Reproduce the listing word for word. Skip any image.

■ Collected data entries
## Start

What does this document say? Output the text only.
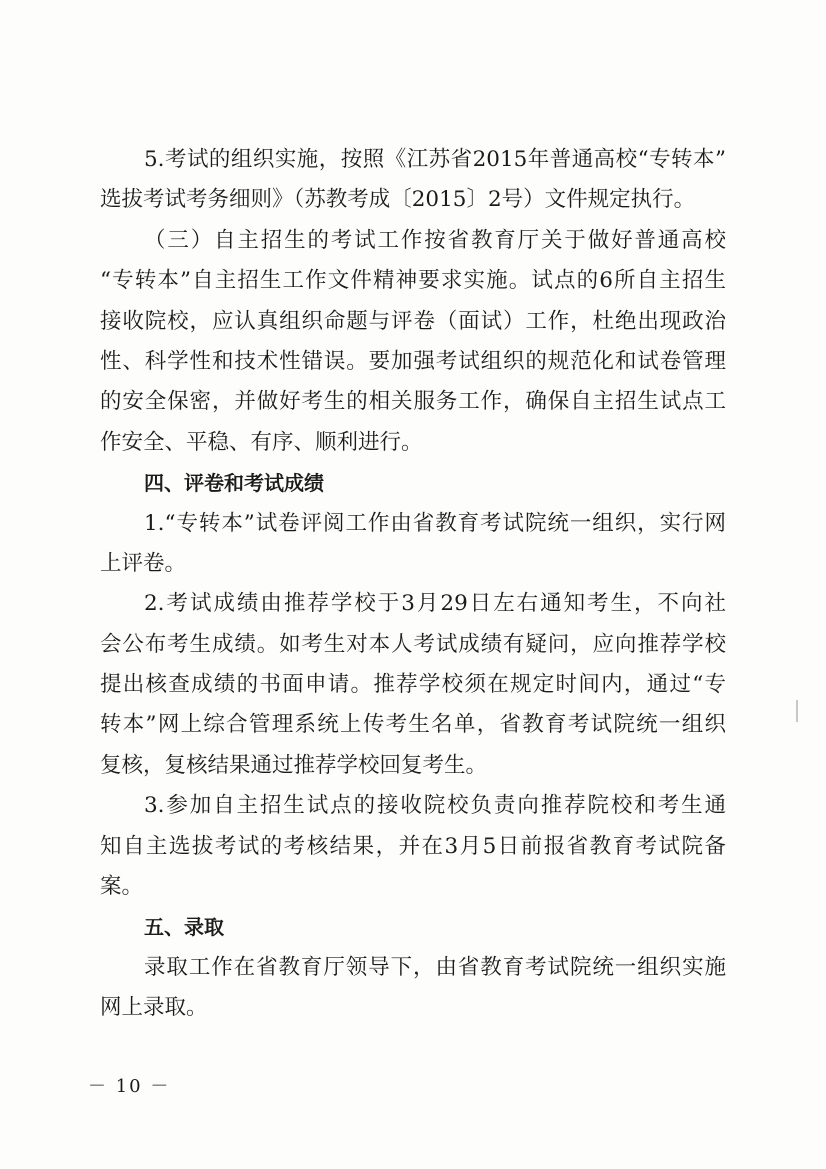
5.考试的组织实施，按照《江苏省2015年普通高校“专转本”
选拔考试考务细则》（苏教考成〔2015〕2号）文件规定执行。
（三）自主招生的考试工作按省教育厅关于做好普通高校
“专转本”自主招生工作文件精神要求实施。试点的6所自主招生
接收院校，应认真组织命题与评卷（面试）工作，杜绝出现政治
性、科学性和技术性错误。要加强考试组织的规范化和试卷管理
的安全保密，并做好考生的相关服务工作，确保自主招生试点工
作安全、平稳、有序、顺利进行。
四、评卷和考试成绩
1.“专转本”试卷评阅工作由省教育考试院统一组织，实行网
上评卷。
2.考试成绩由推荐学校于3月29日左右通知考生，不向社
会公布考生成绩。如考生对本人考试成绩有疑问，应向推荐学校
提出核查成绩的书面申请。推荐学校须在规定时间内，通过“专
转本”网上综合管理系统上传考生名单，省教育考试院统一组织
复核，复核结果通过推荐学校回复考生。
3.参加自主招生试点的接收院校负责向推荐院校和考生通
知自主选拔考试的考核结果，并在3月5日前报省教育考试院备
案。
五、录取
录取工作在省教育厅领导下，由省教育考试院统一组织实施
网上录取。
－ 10 －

## End

■ Answer to this exercise
What does this document say? Output the text only.
5.考试的组织实施，按照《江苏省2015年普通高校“专转本”
选拔考试考务细则》（苏教考成〔2015〕2号）文件规定执行。
（三）自主招生的考试工作按省教育厅关于做好普通高校
“专转本”自主招生工作文件精神要求实施。试点的6所自主招生
接收院校，应认真组织命题与评卷（面试）工作，杜绝出现政治
性、科学性和技术性错误。要加强考试组织的规范化和试卷管理
的安全保密，并做好考生的相关服务工作，确保自主招生试点工
作安全、平稳、有序、顺利进行。
四、评卷和考试成绩
1.“专转本”试卷评阅工作由省教育考试院统一组织，实行网
上评卷。
2.考试成绩由推荐学校于3月29日左右通知考生，不向社
会公布考生成绩。如考生对本人考试成绩有疑问，应向推荐学校
提出核查成绩的书面申请。推荐学校须在规定时间内，通过“专
转本”网上综合管理系统上传考生名单，省教育考试院统一组织
复核，复核结果通过推荐学校回复考生。
3.参加自主招生试点的接收院校负责向推荐院校和考生通
知自主选拔考试的考核结果，并在3月5日前报省教育考试院备
案。
五、录取
录取工作在省教育厅领导下，由省教育考试院统一组织实施
网上录取。
－ 10 －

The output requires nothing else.